▶ _TO DO_:
In the material below, find all lines with the string "racing" and copy them.

▶ _DATA EXTRACT_:
******

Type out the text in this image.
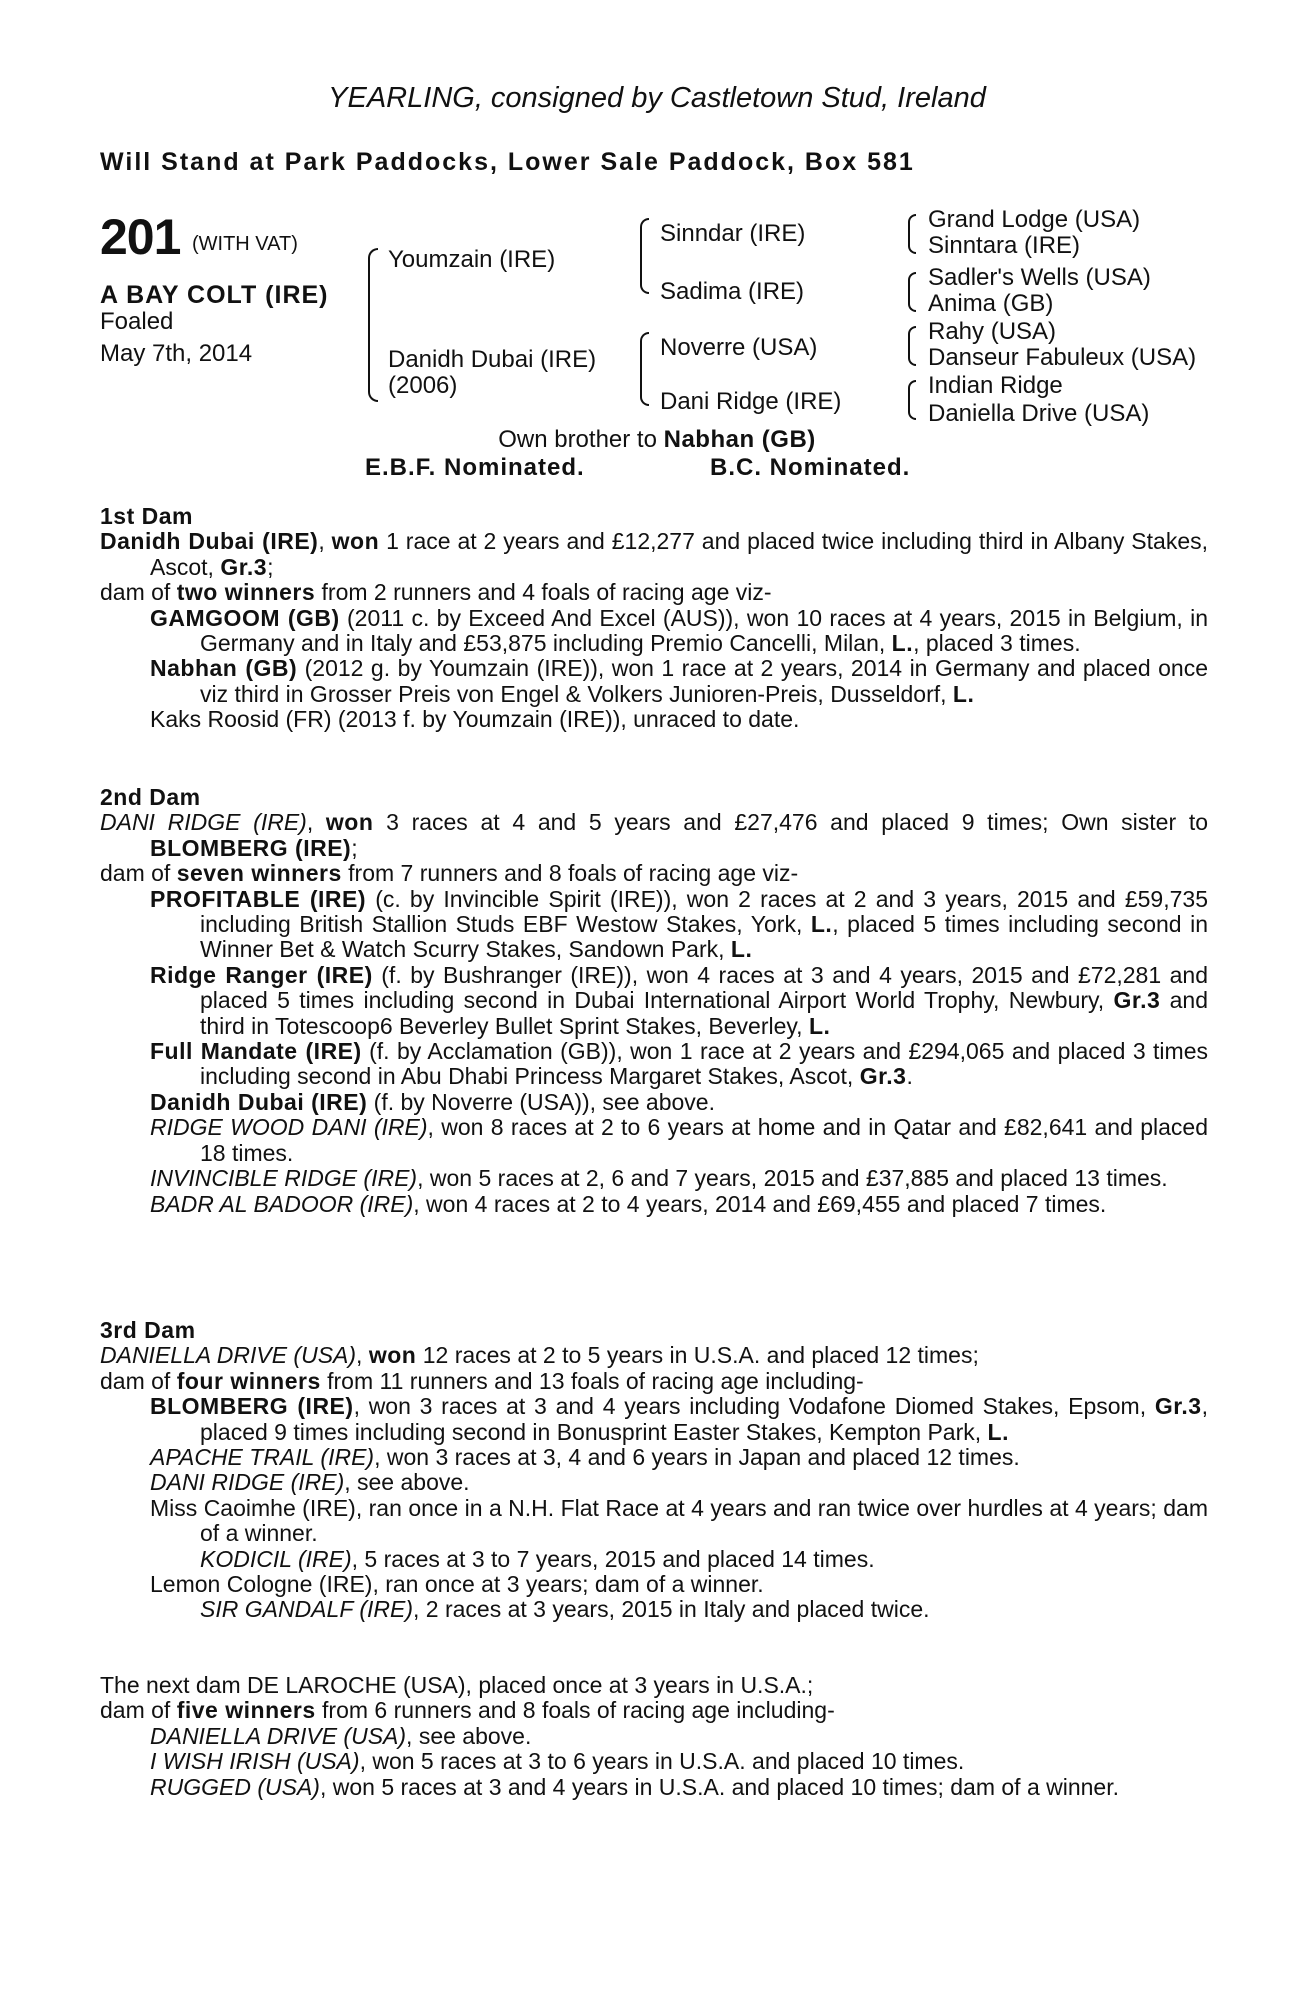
YEARLING, consigned by Castletown Stud, Ireland
Will Stand at Park Paddocks, Lower Sale Paddock, Box 581
201 (WITH VAT)
A BAY COLT (IRE)
Foaled
May 7th, 2014
Youmzain (IRE)
Danidh Dubai (IRE)
(2006)
Sinndar (IRE)
Sadima (IRE)
Noverre (USA)
Dani Ridge (IRE)
Grand Lodge (USA)
Sinntara (IRE)
Sadler's Wells (USA)
Anima (GB)
Rahy (USA)
Danseur Fabuleux (USA)
Indian Ridge
Daniella Drive (USA)
Own brother to Nabhan (GB)
E.B.F. Nominated.	B.C. Nominated.
1st Dam

Danidh Dubai (IRE), won 1 race at 2 years and £12,277 and placed twice including third in Albany Stakes, Ascot, Gr.3;

dam of two winners from 2 runners and 4 foals of racing age viz-

GAMGOOM (GB) (2011 c. by Exceed And Excel (AUS)), won 10 races at 4 years, 2015 in Belgium, in Germany and in Italy and £53,875 including Premio Cancelli, Milan, L., placed 3 times.

Nabhan (GB) (2012 g. by Youmzain (IRE)), won 1 race at 2 years, 2014 in Germany and placed once viz third in Grosser Preis von Engel & Volkers Junioren-Preis, Dusseldorf, L.

Kaks Roosid (FR) (2013 f. by Youmzain (IRE)), unraced to date.

2nd Dam

DANI RIDGE (IRE), won 3 races at 4 and 5 years and £27,476 and placed 9 times; Own sister to BLOMBERG (IRE);

dam of seven winners from 7 runners and 8 foals of racing age viz-

PROFITABLE (IRE) (c. by Invincible Spirit (IRE)), won 2 races at 2 and 3 years, 2015 and £59,735 including British Stallion Studs EBF Westow Stakes, York, L., placed 5 times including second in Winner Bet & Watch Scurry Stakes, Sandown Park, L.

Ridge Ranger (IRE) (f. by Bushranger (IRE)), won 4 races at 3 and 4 years, 2015 and £72,281 and placed 5 times including second in Dubai International Airport World Trophy, Newbury, Gr.3 and third in Totescoop6 Beverley Bullet Sprint Stakes, Beverley, L.

Full Mandate (IRE) (f. by Acclamation (GB)), won 1 race at 2 years and £294,065 and placed 3 times including second in Abu Dhabi Princess Margaret Stakes, Ascot, Gr.3.

Danidh Dubai (IRE) (f. by Noverre (USA)), see above.

RIDGE WOOD DANI (IRE), won 8 races at 2 to 6 years at home and in Qatar and £82,641 and placed 18 times.

INVINCIBLE RIDGE (IRE), won 5 races at 2, 6 and 7 years, 2015 and £37,885 and placed 13 times.

BADR AL BADOOR (IRE), won 4 races at 2 to 4 years, 2014 and £69,455 and placed 7 times.

3rd Dam

DANIELLA DRIVE (USA), won 12 races at 2 to 5 years in U.S.A. and placed 12 times;

dam of four winners from 11 runners and 13 foals of racing age including-

BLOMBERG (IRE), won 3 races at 3 and 4 years including Vodafone Diomed Stakes, Epsom, Gr.3, placed 9 times including second in Bonusprint Easter Stakes, Kempton Park, L.

APACHE TRAIL (IRE), won 3 races at 3, 4 and 6 years in Japan and placed 12 times.

DANI RIDGE (IRE), see above.

Miss Caoimhe (IRE), ran once in a N.H. Flat Race at 4 years and ran twice over hurdles at 4 years; dam of a winner.

KODICIL (IRE), 5 races at 3 to 7 years, 2015 and placed 14 times.

Lemon Cologne (IRE), ran once at 3 years; dam of a winner.

SIR GANDALF (IRE), 2 races at 3 years, 2015 in Italy and placed twice.

The next dam DE LAROCHE (USA), placed once at 3 years in U.S.A.;

dam of five winners from 6 runners and 8 foals of racing age including-

DANIELLA DRIVE (USA), see above.

I WISH IRISH (USA), won 5 races at 3 to 6 years in U.S.A. and placed 10 times.

RUGGED (USA), won 5 races at 3 and 4 years in U.S.A. and placed 10 times; dam of a winner.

******

▶ _RESULT OF THE EXERCISE_:
dam of two winners from 2 runners and 4 foals of racing age viz-
dam of seven winners from 7 runners and 8 foals of racing age viz-
dam of four winners from 11 runners and 13 foals of racing age including-
dam of five winners from 6 runners and 8 foals of racing age including-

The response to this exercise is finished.